Start of RECORDS FOR THE TASK

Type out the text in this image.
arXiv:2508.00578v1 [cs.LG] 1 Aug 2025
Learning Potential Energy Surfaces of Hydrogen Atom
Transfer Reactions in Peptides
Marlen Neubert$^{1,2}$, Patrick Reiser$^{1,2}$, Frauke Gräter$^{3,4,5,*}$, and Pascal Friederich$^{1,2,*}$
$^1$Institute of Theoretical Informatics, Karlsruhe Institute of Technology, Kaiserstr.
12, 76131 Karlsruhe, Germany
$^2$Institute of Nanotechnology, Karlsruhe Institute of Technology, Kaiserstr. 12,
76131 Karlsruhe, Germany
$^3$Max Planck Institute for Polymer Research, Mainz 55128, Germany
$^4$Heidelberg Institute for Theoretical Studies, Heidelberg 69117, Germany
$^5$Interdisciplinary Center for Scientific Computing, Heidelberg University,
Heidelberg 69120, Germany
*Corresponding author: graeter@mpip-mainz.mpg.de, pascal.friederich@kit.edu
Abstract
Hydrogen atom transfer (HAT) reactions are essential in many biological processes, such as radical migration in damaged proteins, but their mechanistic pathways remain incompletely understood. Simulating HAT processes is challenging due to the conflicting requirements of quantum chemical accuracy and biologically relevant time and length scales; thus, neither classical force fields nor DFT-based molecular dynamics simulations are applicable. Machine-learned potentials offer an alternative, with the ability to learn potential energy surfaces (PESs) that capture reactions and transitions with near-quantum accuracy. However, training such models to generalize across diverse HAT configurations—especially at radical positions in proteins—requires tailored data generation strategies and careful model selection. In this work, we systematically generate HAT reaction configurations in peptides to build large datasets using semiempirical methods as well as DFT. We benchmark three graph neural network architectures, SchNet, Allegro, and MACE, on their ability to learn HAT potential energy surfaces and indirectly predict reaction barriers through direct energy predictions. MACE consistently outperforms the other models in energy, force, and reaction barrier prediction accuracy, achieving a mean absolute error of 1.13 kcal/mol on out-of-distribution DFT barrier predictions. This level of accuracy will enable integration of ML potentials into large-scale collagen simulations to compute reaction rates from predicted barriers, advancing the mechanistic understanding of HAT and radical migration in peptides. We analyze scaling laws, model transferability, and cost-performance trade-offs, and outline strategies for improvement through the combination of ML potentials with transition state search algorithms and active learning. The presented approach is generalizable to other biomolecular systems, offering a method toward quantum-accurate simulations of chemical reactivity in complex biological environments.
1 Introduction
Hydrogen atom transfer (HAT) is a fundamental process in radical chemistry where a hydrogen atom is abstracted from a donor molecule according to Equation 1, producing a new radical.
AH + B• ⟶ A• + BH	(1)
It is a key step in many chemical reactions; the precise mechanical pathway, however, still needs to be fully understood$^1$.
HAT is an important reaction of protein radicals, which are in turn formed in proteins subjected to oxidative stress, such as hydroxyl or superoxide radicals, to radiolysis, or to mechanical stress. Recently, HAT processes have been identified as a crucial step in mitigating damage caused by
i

End of RECORDS FOR THE TASK

YOUR ASSIGNMENT. Type out each entry above again, exactly.

WRITTEN ANSWER.
Type out the text in this image.
arXiv:2508.00578v1 [cs.LG] 1 Aug 2025
Learning Potential Energy Surfaces of Hydrogen Atom
Transfer Reactions in Peptides
Marlen Neubert$^{1,2}$, Patrick Reiser$^{1,2}$, Frauke Gräter$^{3,4,5,*}$, and Pascal Friederich$^{1,2,*}$
$^1$Institute of Theoretical Informatics, Karlsruhe Institute of Technology, Kaiserstr.
12, 76131 Karlsruhe, Germany
$^2$Institute of Nanotechnology, Karlsruhe Institute of Technology, Kaiserstr. 12,
76131 Karlsruhe, Germany
$^3$Max Planck Institute for Polymer Research, Mainz 55128, Germany
$^4$Heidelberg Institute for Theoretical Studies, Heidelberg 69117, Germany
$^5$Interdisciplinary Center for Scientific Computing, Heidelberg University,
Heidelberg 69120, Germany
*Corresponding author: graeter@mpip-mainz.mpg.de, pascal.friederich@kit.edu
Abstract
Hydrogen atom transfer (HAT) reactions are essential in many biological processes, such as radical migration in damaged proteins, but their mechanistic pathways remain incompletely understood. Simulating HAT processes is challenging due to the conflicting requirements of quantum chemical accuracy and biologically relevant time and length scales; thus, neither classical force fields nor DFT-based molecular dynamics simulations are applicable. Machine-learned potentials offer an alternative, with the ability to learn potential energy surfaces (PESs) that capture reactions and transitions with near-quantum accuracy. However, training such models to generalize across diverse HAT configurations—especially at radical positions in proteins—requires tailored data generation strategies and careful model selection. In this work, we systematically generate HAT reaction configurations in peptides to build large datasets using semiempirical methods as well as DFT. We benchmark three graph neural network architectures, SchNet, Allegro, and MACE, on their ability to learn HAT potential energy surfaces and indirectly predict reaction barriers through direct energy predictions. MACE consistently outperforms the other models in energy, force, and reaction barrier prediction accuracy, achieving a mean absolute error of 1.13 kcal/mol on out-of-distribution DFT barrier predictions. This level of accuracy will enable integration of ML potentials into large-scale collagen simulations to compute reaction rates from predicted barriers, advancing the mechanistic understanding of HAT and radical migration in peptides. We analyze scaling laws, model transferability, and cost-performance trade-offs, and outline strategies for improvement through the combination of ML potentials with transition state search algorithms and active learning. The presented approach is generalizable to other biomolecular systems, offering a method toward quantum-accurate simulations of chemical reactivity in complex biological environments.
1 Introduction
Hydrogen atom transfer (HAT) is a fundamental process in radical chemistry where a hydrogen atom is abstracted from a donor molecule according to Equation 1, producing a new radical.
AH + B• ⟶ A• + BH	(1)
It is a key step in many chemical reactions; the precise mechanical pathway, however, still needs to be fully understood$^1$.
HAT is an important reaction of protein radicals, which are in turn formed in proteins subjected to oxidative stress, such as hydroxyl or superoxide radicals, to radiolysis, or to mechanical stress. Recently, HAT processes have been identified as a crucial step in mitigating damage caused by
i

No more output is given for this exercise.